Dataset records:
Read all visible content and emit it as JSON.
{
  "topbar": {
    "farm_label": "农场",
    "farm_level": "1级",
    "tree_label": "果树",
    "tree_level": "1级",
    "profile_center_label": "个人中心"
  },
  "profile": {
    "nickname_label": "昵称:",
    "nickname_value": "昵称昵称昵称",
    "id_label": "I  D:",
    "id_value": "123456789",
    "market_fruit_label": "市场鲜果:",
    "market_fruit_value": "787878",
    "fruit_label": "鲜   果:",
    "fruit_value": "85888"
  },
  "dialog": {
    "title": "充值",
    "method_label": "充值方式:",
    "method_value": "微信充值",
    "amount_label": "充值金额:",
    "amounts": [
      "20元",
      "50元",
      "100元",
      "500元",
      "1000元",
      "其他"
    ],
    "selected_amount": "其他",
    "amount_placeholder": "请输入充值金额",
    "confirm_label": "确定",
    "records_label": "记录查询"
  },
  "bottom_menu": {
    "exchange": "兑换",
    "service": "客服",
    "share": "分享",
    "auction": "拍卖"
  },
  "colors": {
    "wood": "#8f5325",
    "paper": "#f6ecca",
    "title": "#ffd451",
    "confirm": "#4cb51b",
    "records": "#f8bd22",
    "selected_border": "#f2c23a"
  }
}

— Set exercise —
Emit the records above again, exactly, with no line skipped.

— Solution to this exercise —
Read all visible content and emit it as JSON.
{
  "topbar": {
    "farm_label": "农场",
    "farm_level": "1级",
    "tree_label": "果树",
    "tree_level": "1级",
    "profile_center_label": "个人中心"
  },
  "profile": {
    "nickname_label": "昵称:",
    "nickname_value": "昵称昵称昵称",
    "id_label": "I  D:",
    "id_value": "123456789",
    "market_fruit_label": "市场鲜果:",
    "market_fruit_value": "787878",
    "fruit_label": "鲜   果:",
    "fruit_value": "85888"
  },
  "dialog": {
    "title": "充值",
    "method_label": "充值方式:",
    "method_value": "微信充值",
    "amount_label": "充值金额:",
    "amounts": [
      "20元",
      "50元",
      "100元",
      "500元",
      "1000元",
      "其他"
    ],
    "selected_amount": "其他",
    "amount_placeholder": "请输入充值金额",
    "confirm_label": "确定",
    "records_label": "记录查询"
  },
  "bottom_menu": {
    "exchange": "兑换",
    "service": "客服",
    "share": "分享",
    "auction": "拍卖"
  },
  "colors": {
    "wood": "#8f5325",
    "paper": "#f6ecca",
    "title": "#ffd451",
    "confirm": "#4cb51b",
    "records": "#f8bd22",
    "selected_border": "#f2c23a"
  }
}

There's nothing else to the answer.